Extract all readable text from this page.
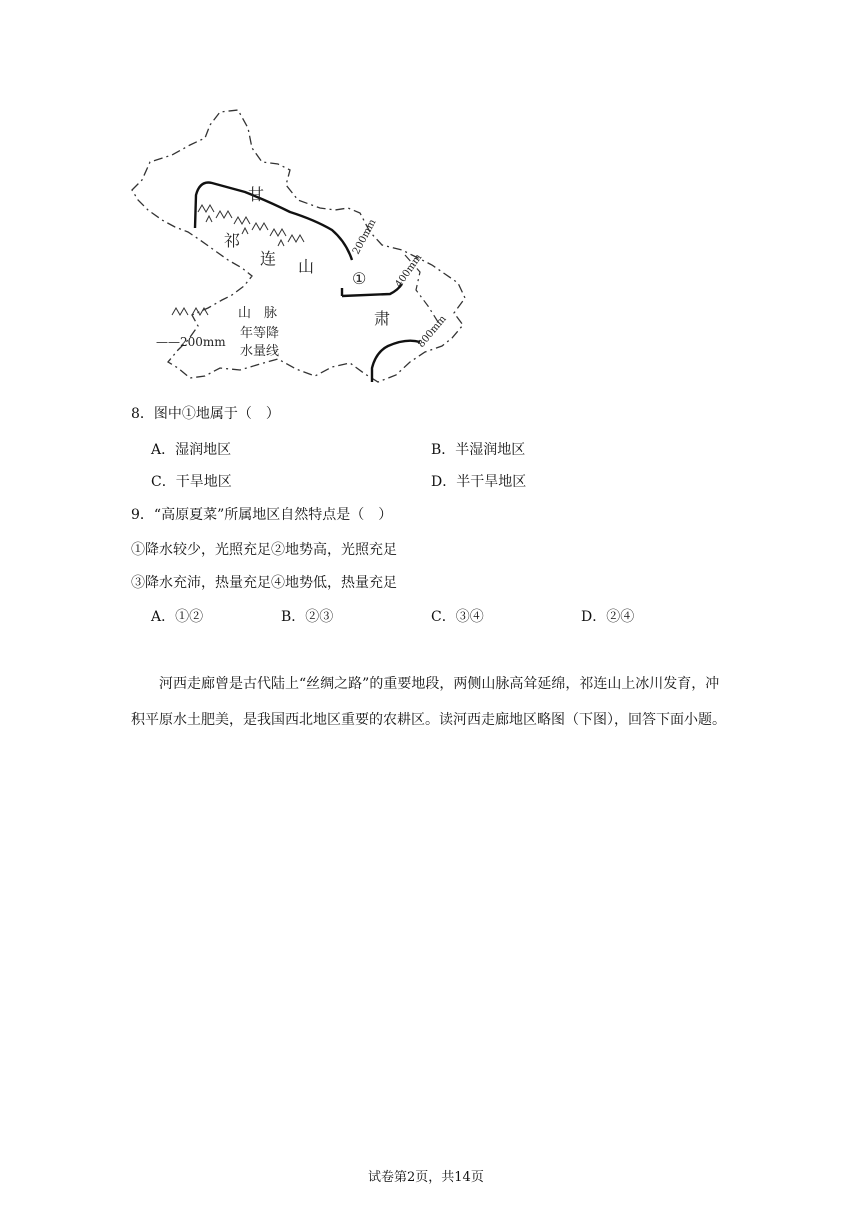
甘
祁
连 山
肃
①
200mm
400mm
800mm
山　脉
——200mm
年等降
水量线
8．图中①地属于（　）
A．湿润地区	B．半湿润地区
C．干旱地区	D．半干旱地区
9．“高原夏菜”所属地区自然特点是（　）
①降水较少，光照充足②地势高，光照充足
③降水充沛，热量充足④地势低，热量充足
A．①②	B．②③	C．③④	D．②④
河西走廊曾是古代陆上“丝绸之路”的重要地段，两侧山脉高耸延绵，祁连山上冰川发育，冲积平原水土肥美，是我国西北地区重要的农耕区。读河西走廊地区略图（下图），回答下面小题。
试卷第2页，共14页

### [Brief]
Copy out all of the data word for word. Do not carry over any picture.

### [Task response]
Extract all readable text from this page.
甘
祁
连 山
肃
①
200mm
400mm
800mm
山　脉
——200mm
年等降
水量线
8．图中①地属于（　）
A．湿润地区	B．半湿润地区
C．干旱地区	D．半干旱地区
9．“高原夏菜”所属地区自然特点是（　）
①降水较少，光照充足②地势高，光照充足
③降水充沛，热量充足④地势低，热量充足
A．①②	B．②③	C．③④	D．②④
河西走廊曾是古代陆上“丝绸之路”的重要地段，两侧山脉高耸延绵，祁连山上冰川发育，冲积平原水土肥美，是我国西北地区重要的农耕区。读河西走廊地区略图（下图），回答下面小题。
试卷第2页，共14页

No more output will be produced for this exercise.